▶ **TASK PROMPT**
Output the material exactly, but drop every image it holds.
#####
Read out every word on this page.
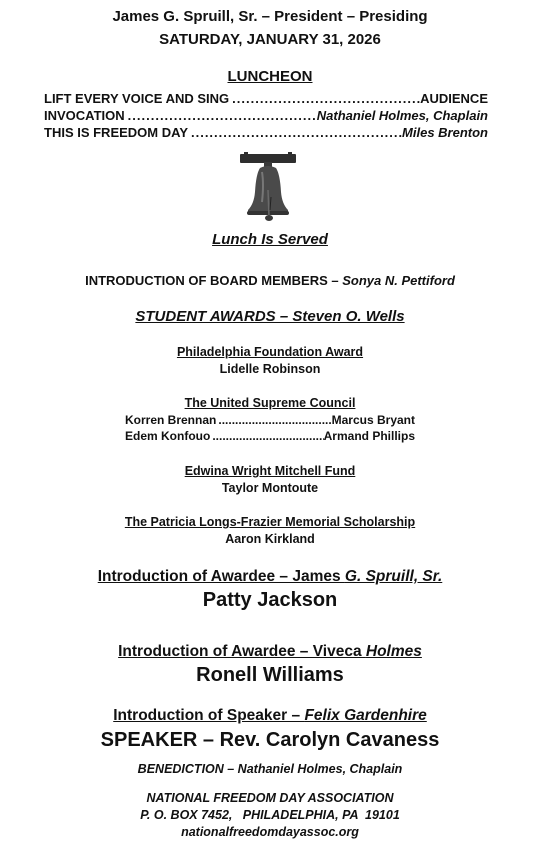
James G. Spruill, Sr. – President – Presiding
SATURDAY, JANUARY 31, 2026
LUNCHEON
LIFT EVERY VOICE AND SING .....	AUDIENCE
INVOCATION .....	Nathaniel Holmes, Chaplain
THIS IS FREEDOM DAY .....	Miles Brenton
Lunch Is Served
INTRODUCTION OF BOARD MEMBERS – Sonya N. Pettiford
STUDENT AWARDS – Steven O. Wells
Philadelphia Foundation Award
Lidelle Robinson
The United Supreme Council
Korren Brennan .....	Marcus Bryant
Edem Konfouo .....	Armand Phillips
Edwina Wright Mitchell Fund
Taylor Montoute
The Patricia Longs-Frazier Memorial Scholarship
Aaron Kirkland
Introduction of Awardee – James G. Spruill, Sr.
Patty Jackson
Introduction of Awardee – Viveca Holmes
Ronell Williams
Introduction of Speaker – Felix Gardenhire
SPEAKER – Rev. Carolyn Cavaness
BENEDICTION – Nathaniel Holmes, Chaplain
NATIONAL FREEDOM DAY ASSOCIATION
P. O. BOX 7452,   PHILADELPHIA, PA  19101
nationalfreedomdayassoc.org
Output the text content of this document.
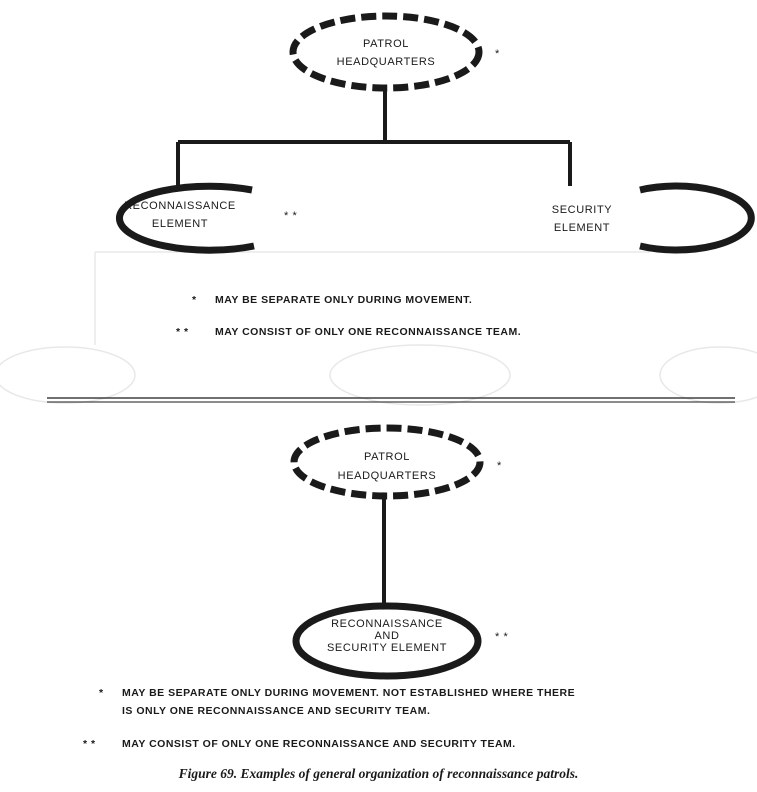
PATROL
HEADQUARTERS
*
RECONNAISSANCE
ELEMENT
* *	SECURITY
ELEMENT
* MAY BE SEPARATE ONLY DURING MOVEMENT.
* *	MAY CONSIST OF ONLY ONE RECONNAISSANCE TEAM.
PATROL
HEADQUARTERS
*
RECONNAISSANCE
AND
SECURITY ELEMENT
* *
* MAY BE SEPARATE ONLY DURING MOVEMENT. NOT ESTABLISHED WHERE THERE
IS ONLY ONE RECONNAISSANCE AND SECURITY TEAM.
* *	MAY CONSIST OF ONLY ONE RECONNAISSANCE AND SECURITY TEAM.

Figure 69. Examples of general organization of reconnaissance patrols.
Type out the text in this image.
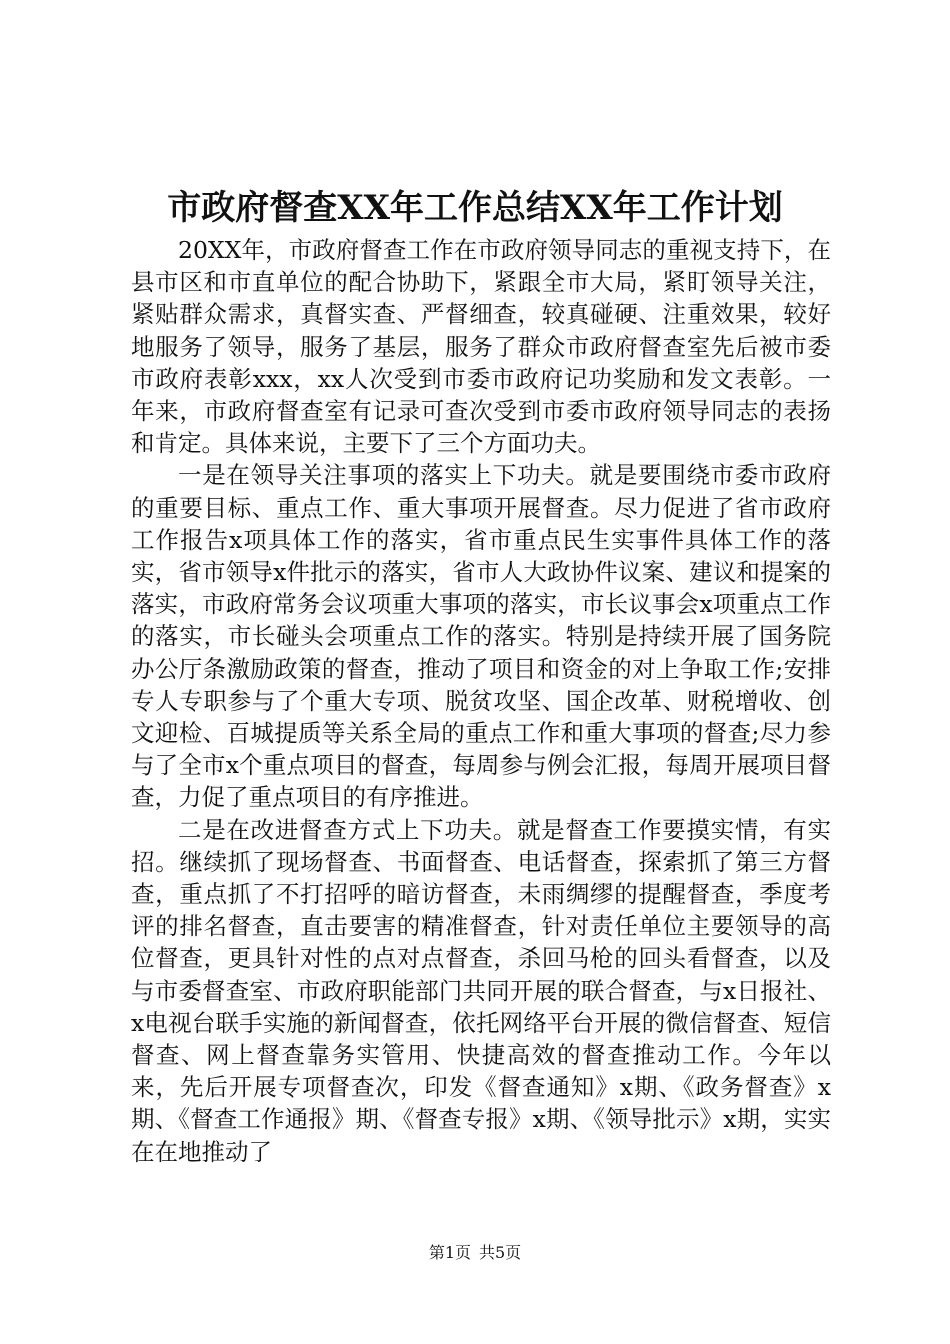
市政府督查XX年工作总结XX年工作计划

20XX年，市政府督查工作在市政府领导同志的重视支持下，在县市区和市直单位的配合协助下，紧跟全市大局，紧盯领导关注，紧贴群众需求，真督实查、严督细查，较真碰硬、注重效果，较好地服务了领导，服务了基层，服务了群众市政府督查室先后被市委市政府表彰xxx，xx人次受到市委市政府记功奖励和发文表彰。一年来，市政府督查室有记录可查次受到市委市政府领导同志的表扬和肯定。具体来说，主要下了三个方面功夫。

一是在领导关注事项的落实上下功夫。就是要围绕市委市政府的重要目标、重点工作、重大事项开展督查。尽力促进了省市政府工作报告x项具体工作的落实，省市重点民生实事件具体工作的落实，省市领导x件批示的落实，省市人大政协件议案、建议和提案的落实，市政府常务会议项重大事项的落实，市长议事会x项重点工作的落实，市长碰头会项重点工作的落实。特别是持续开展了国务院办公厅条激励政策的督查，推动了项目和资金的对上争取工作;安排专人专职参与了个重大专项、脱贫攻坚、国企改革、财税增收、创文迎检、百城提质等关系全局的重点工作和重大事项的督查;尽力参与了全市x个重点项目的督查，每周参与例会汇报，每周开展项目督查，力促了重点项目的有序推进。

二是在改进督查方式上下功夫。就是督查工作要摸实情，有实招。继续抓了现场督查、书面督查、电话督查，探索抓了第三方督查，重点抓了不打招呼的暗访督查，未雨绸缪的提醒督查，季度考评的排名督查，直击要害的精准督查，针对责任单位主要领导的高位督查，更具针对性的点对点督查，杀回马枪的回头看督查，以及与市委督查室、市政府职能部门共同开展的联合督查，与x日报社、x电视台联手实施的新闻督查，依托网络平台开展的微信督查、短信督查、网上督查靠务实管用、快捷高效的督查推动工作。今年以来，先后开展专项督查次，印发《督查通知》x期、《政务督查》x期、《督查工作通报》期、《督查专报》x期、《领导批示》x期，实实在在地推动了

第1页 共5页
#####
▶ **WRITTEN SOLUTION**
Read out every word on this page.
James G. Spruill, Sr. – President – Presiding
SATURDAY, JANUARY 31, 2026
LUNCHEON
LIFT EVERY VOICE AND SING .....	AUDIENCE
INVOCATION .....	Nathaniel Holmes, Chaplain
THIS IS FREEDOM DAY .....	Miles Brenton
Lunch Is Served
INTRODUCTION OF BOARD MEMBERS – Sonya N. Pettiford
STUDENT AWARDS – Steven O. Wells
Philadelphia Foundation Award
Lidelle Robinson
The United Supreme Council
Korren Brennan .....	Marcus Bryant
Edem Konfouo .....	Armand Phillips
Edwina Wright Mitchell Fund
Taylor Montoute
The Patricia Longs-Frazier Memorial Scholarship
Aaron Kirkland
Introduction of Awardee – James G. Spruill, Sr.
Patty Jackson
Introduction of Awardee – Viveca Holmes
Ronell Williams
Introduction of Speaker – Felix Gardenhire
SPEAKER – Rev. Carolyn Cavaness
BENEDICTION – Nathaniel Holmes, Chaplain
NATIONAL FREEDOM DAY ASSOCIATION
P. O. BOX 7452,   PHILADELPHIA, PA  19101
nationalfreedomdayassoc.org
Output the text content of this document.
PATROL
HEADQUARTERS
*
RECONNAISSANCE
ELEMENT
* *	SECURITY
ELEMENT
* MAY BE SEPARATE ONLY DURING MOVEMENT.
* *	MAY CONSIST OF ONLY ONE RECONNAISSANCE TEAM.
PATROL
HEADQUARTERS
*
RECONNAISSANCE
AND
SECURITY ELEMENT
* *
* MAY BE SEPARATE ONLY DURING MOVEMENT. NOT ESTABLISHED WHERE THERE
IS ONLY ONE RECONNAISSANCE AND SECURITY TEAM.
* *	MAY CONSIST OF ONLY ONE RECONNAISSANCE AND SECURITY TEAM.

Figure 69. Examples of general organization of reconnaissance patrols.
Type out the text in this image.
市政府督查XX年工作总结XX年工作计划

20XX年，市政府督查工作在市政府领导同志的重视支持下，在县市区和市直单位的配合协助下，紧跟全市大局，紧盯领导关注，紧贴群众需求，真督实查、严督细查，较真碰硬、注重效果，较好地服务了领导，服务了基层，服务了群众市政府督查室先后被市委市政府表彰xxx，xx人次受到市委市政府记功奖励和发文表彰。一年来，市政府督查室有记录可查次受到市委市政府领导同志的表扬和肯定。具体来说，主要下了三个方面功夫。

一是在领导关注事项的落实上下功夫。就是要围绕市委市政府的重要目标、重点工作、重大事项开展督查。尽力促进了省市政府工作报告x项具体工作的落实，省市重点民生实事件具体工作的落实，省市领导x件批示的落实，省市人大政协件议案、建议和提案的落实，市政府常务会议项重大事项的落实，市长议事会x项重点工作的落实，市长碰头会项重点工作的落实。特别是持续开展了国务院办公厅条激励政策的督查，推动了项目和资金的对上争取工作;安排专人专职参与了个重大专项、脱贫攻坚、国企改革、财税增收、创文迎检、百城提质等关系全局的重点工作和重大事项的督查;尽力参与了全市x个重点项目的督查，每周参与例会汇报，每周开展项目督查，力促了重点项目的有序推进。

二是在改进督查方式上下功夫。就是督查工作要摸实情，有实招。继续抓了现场督查、书面督查、电话督查，探索抓了第三方督查，重点抓了不打招呼的暗访督查，未雨绸缪的提醒督查，季度考评的排名督查，直击要害的精准督查，针对责任单位主要领导的高位督查，更具针对性的点对点督查，杀回马枪的回头看督查，以及与市委督查室、市政府职能部门共同开展的联合督查，与x日报社、x电视台联手实施的新闻督查，依托网络平台开展的微信督查、短信督查、网上督查靠务实管用、快捷高效的督查推动工作。今年以来，先后开展专项督查次，印发《督查通知》x期、《政务督查》x期、《督查工作通报》期、《督查专报》x期、《领导批示》x期，实实在在地推动了

第1页 共5页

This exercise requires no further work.